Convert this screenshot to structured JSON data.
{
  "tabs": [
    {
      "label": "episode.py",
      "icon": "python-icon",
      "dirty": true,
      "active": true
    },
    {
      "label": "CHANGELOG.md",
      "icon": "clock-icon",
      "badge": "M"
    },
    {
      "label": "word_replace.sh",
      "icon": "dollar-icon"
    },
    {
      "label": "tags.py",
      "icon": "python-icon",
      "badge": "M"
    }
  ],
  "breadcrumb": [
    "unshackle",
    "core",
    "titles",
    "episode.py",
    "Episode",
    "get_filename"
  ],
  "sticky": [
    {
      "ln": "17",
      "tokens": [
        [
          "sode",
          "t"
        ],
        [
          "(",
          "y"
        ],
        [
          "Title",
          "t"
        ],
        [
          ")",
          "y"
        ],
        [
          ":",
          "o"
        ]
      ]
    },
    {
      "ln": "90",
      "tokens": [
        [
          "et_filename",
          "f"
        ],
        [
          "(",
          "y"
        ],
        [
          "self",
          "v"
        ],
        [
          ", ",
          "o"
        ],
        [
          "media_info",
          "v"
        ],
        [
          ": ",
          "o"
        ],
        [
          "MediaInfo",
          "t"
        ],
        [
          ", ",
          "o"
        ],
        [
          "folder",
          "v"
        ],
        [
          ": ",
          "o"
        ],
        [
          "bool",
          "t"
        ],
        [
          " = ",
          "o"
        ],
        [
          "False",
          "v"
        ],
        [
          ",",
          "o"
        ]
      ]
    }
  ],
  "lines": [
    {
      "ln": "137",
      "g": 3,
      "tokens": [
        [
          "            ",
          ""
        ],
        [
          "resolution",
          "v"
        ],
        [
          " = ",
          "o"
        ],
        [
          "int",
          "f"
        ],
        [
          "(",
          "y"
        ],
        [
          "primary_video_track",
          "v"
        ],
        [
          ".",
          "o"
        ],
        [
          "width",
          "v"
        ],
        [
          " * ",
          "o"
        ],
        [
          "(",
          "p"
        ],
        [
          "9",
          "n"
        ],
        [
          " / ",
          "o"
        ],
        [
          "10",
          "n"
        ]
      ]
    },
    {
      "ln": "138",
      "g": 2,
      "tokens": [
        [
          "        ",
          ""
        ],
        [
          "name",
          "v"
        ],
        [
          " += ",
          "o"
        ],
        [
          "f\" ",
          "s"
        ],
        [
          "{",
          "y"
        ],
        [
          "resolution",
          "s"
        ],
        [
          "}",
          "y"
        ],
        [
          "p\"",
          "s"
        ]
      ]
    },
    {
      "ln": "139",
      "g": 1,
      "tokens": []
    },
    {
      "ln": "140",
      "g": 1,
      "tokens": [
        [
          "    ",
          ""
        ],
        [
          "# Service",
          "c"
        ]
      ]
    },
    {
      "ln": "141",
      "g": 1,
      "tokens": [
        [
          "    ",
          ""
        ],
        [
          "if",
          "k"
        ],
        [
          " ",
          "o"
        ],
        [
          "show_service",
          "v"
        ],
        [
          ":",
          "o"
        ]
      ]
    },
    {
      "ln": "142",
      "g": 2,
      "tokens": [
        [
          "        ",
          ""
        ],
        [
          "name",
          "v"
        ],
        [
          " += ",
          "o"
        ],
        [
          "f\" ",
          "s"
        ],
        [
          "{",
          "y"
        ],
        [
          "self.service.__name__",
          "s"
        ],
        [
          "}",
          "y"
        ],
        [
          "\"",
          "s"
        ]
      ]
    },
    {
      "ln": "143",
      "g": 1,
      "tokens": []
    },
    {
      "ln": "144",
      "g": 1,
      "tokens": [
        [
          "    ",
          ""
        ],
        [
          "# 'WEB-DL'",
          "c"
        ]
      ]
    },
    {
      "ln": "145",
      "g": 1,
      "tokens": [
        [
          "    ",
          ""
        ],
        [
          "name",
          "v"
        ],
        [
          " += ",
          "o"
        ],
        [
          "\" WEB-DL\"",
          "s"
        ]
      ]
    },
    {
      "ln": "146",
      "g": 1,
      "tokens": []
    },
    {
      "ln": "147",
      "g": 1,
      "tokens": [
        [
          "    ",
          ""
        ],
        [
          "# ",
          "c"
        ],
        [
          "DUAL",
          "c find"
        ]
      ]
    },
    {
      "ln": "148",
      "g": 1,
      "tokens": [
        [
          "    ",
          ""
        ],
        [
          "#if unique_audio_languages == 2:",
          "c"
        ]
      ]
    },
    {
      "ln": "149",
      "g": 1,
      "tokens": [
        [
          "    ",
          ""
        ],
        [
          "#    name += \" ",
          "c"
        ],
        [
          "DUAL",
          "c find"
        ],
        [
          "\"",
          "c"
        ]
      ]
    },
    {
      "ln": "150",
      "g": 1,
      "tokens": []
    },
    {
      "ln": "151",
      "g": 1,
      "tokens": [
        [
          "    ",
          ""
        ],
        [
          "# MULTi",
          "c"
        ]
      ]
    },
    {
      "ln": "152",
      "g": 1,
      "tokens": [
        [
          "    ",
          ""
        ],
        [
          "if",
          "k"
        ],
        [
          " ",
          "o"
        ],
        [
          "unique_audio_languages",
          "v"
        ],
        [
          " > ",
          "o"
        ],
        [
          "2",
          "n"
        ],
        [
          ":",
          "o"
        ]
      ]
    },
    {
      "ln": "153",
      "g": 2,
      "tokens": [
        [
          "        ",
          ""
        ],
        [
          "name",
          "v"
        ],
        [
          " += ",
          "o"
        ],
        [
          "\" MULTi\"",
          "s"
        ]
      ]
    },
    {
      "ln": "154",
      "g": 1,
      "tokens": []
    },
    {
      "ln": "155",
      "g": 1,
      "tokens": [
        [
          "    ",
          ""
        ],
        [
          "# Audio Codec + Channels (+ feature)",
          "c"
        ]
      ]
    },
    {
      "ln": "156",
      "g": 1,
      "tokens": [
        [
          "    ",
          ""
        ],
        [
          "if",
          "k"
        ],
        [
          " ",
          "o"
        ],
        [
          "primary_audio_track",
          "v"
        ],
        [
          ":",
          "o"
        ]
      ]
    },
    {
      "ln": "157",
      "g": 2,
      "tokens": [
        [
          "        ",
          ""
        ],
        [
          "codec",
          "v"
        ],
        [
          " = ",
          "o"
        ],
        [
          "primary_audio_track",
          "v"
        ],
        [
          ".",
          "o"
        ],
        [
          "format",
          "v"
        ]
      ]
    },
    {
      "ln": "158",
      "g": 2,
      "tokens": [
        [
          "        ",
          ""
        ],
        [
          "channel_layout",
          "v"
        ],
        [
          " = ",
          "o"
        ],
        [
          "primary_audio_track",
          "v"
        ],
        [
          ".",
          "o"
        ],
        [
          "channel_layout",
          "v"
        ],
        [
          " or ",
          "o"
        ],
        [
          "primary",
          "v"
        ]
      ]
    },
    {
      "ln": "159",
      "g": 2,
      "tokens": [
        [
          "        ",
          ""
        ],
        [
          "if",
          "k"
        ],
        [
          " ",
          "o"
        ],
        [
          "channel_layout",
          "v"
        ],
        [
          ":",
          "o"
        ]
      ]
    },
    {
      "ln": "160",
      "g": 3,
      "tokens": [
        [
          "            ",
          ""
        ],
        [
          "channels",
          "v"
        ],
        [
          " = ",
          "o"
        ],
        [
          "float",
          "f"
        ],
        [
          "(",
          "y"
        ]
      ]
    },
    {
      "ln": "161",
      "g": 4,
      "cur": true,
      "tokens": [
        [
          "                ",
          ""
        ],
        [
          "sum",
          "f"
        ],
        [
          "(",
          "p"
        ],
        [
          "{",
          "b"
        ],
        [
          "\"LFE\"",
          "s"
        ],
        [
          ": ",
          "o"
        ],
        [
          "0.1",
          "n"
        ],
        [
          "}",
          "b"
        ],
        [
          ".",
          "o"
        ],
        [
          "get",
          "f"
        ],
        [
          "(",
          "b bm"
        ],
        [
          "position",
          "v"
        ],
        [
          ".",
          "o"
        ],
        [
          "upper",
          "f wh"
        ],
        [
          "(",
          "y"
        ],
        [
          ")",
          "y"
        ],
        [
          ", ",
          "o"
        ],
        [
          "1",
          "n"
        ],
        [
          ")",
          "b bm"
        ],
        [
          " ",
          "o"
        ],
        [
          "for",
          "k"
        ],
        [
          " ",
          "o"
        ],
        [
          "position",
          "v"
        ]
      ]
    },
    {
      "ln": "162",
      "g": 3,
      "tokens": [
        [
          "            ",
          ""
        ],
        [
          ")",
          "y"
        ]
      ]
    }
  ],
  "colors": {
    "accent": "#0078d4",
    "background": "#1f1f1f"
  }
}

--- Stated problem ---
Extract all lines from the data in which "icon" is found.

--- Response below ---
      "icon": "python-icon",
      "icon": "clock-icon",
      "icon": "dollar-icon"
      "icon": "python-icon",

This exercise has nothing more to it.